What you should do: Pull out every line below that holds the word "anderen".

(Data entries)
_ _ _ _ _ _ _

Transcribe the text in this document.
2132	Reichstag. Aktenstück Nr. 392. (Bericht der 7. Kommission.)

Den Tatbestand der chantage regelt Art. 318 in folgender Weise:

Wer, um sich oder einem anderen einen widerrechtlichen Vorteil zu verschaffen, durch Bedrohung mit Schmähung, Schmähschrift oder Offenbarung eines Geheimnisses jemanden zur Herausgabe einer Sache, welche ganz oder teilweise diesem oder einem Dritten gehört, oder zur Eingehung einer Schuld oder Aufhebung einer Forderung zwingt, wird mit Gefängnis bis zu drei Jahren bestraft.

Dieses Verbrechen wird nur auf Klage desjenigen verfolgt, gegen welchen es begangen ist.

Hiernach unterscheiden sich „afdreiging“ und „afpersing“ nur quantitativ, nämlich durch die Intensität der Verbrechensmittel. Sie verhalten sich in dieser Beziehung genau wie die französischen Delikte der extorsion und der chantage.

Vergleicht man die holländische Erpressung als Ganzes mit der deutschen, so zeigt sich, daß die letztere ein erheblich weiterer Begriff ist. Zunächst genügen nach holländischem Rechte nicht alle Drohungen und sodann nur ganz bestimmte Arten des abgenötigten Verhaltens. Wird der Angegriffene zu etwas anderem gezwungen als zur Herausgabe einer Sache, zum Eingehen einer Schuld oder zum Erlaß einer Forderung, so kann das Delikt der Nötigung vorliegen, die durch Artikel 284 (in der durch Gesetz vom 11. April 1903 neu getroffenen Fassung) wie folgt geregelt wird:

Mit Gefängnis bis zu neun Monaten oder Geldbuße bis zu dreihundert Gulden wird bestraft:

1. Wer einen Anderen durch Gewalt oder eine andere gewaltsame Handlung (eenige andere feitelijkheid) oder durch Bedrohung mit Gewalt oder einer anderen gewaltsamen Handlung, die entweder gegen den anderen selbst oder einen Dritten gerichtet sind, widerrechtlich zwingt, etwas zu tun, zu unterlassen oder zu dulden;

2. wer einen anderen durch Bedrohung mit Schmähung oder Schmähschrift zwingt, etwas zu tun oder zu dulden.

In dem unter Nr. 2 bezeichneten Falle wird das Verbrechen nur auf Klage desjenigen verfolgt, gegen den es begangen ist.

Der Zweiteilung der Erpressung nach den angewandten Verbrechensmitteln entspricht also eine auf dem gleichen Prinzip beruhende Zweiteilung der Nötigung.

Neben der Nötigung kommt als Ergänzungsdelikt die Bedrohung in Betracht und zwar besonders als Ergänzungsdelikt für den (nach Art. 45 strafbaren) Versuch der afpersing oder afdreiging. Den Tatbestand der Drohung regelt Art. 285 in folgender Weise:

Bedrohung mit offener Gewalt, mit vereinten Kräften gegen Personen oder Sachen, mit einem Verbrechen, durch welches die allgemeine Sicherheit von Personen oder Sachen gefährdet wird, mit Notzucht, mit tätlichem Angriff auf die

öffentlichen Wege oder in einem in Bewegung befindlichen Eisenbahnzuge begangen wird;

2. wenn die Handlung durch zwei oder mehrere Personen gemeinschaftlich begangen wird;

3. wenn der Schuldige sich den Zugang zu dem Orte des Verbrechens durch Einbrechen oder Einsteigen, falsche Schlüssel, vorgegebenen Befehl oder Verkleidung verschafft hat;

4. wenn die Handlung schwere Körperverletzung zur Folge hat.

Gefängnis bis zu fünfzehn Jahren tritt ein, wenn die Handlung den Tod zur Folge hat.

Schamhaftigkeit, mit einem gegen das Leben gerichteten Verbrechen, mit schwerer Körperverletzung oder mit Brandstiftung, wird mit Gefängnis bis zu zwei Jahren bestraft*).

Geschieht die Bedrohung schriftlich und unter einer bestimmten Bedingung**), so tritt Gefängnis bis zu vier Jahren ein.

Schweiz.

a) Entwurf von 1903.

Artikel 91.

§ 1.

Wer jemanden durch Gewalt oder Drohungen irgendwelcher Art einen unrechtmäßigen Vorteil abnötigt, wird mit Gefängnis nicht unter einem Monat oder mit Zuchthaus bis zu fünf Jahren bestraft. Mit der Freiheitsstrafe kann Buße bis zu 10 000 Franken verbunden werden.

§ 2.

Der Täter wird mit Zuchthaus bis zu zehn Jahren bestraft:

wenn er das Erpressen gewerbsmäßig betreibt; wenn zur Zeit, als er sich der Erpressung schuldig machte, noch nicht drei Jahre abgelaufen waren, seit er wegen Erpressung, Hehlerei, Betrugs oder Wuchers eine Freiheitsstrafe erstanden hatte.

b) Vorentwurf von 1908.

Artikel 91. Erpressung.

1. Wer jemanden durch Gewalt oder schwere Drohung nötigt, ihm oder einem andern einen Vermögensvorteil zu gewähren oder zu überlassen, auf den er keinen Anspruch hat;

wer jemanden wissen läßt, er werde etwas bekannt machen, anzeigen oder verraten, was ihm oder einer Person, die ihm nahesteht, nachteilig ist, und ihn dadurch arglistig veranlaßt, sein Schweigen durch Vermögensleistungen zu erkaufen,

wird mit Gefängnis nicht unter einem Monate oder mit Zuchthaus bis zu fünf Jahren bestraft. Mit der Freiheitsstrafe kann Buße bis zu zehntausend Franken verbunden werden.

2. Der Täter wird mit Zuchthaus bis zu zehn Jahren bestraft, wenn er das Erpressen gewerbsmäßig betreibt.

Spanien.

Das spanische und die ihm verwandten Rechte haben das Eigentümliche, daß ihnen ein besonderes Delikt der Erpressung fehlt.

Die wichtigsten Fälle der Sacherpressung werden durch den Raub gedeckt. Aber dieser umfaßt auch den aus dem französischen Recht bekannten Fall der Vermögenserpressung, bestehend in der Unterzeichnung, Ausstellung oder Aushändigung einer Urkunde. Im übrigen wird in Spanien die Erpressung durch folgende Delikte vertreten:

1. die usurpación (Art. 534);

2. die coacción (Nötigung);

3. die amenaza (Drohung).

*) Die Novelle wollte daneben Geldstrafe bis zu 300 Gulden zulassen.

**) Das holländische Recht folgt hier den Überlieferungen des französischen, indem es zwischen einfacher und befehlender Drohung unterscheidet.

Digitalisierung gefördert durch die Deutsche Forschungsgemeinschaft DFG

_ _ _ _ _ _ _

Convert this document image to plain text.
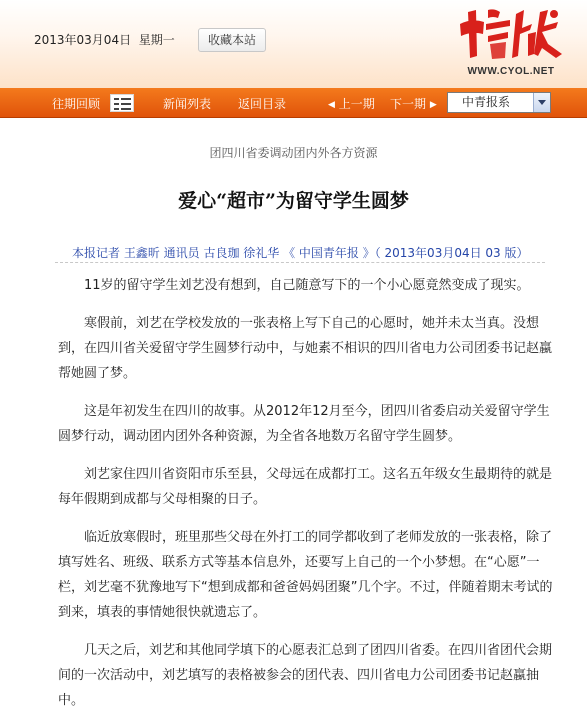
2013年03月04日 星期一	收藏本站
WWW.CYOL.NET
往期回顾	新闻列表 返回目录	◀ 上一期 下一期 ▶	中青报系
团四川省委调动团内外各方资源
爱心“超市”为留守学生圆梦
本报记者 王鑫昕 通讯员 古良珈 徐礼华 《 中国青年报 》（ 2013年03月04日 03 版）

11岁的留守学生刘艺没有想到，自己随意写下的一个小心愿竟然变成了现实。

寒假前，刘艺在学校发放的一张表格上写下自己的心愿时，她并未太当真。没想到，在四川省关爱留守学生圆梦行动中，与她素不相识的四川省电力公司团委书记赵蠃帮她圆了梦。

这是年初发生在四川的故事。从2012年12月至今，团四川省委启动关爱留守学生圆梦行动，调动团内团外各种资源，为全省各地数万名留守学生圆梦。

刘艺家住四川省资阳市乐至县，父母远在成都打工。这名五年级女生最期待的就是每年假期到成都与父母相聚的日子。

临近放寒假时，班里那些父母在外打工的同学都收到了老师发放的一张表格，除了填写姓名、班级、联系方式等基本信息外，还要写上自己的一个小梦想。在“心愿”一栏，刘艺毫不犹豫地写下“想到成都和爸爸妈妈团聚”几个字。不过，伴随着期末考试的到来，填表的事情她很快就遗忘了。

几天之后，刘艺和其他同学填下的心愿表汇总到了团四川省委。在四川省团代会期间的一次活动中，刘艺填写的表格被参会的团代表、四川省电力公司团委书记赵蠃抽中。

_ _ _ _ _ _ _

Result:
Wer, um sich oder einem anderen einen widerrechtlichen Vorteil zu verschaffen, durch Bedrohung mit Schmähung, Schmähschrift oder Offenbarung eines Geheimnisses jemanden zur Herausgabe einer Sache, welche ganz oder teilweise diesem oder einem Dritten gehört, oder zur Eingehung einer Schuld oder Aufhebung einer Forderung zwingt, wird mit Gefängnis bis zu drei Jahren bestraft.
1. Wer einen Anderen durch Gewalt oder eine andere gewaltsame Handlung (eenige andere feitelijkheid) oder durch Bedrohung mit Gewalt oder einer anderen gewaltsamen Handlung, die entweder gegen den anderen selbst oder einen Dritten gerichtet sind, widerrechtlich zwingt, etwas zu tun, zu unterlassen oder zu dulden;
2. wer einen anderen durch Bedrohung mit Schmähung oder Schmähschrift zwingt, etwas zu tun oder zu dulden.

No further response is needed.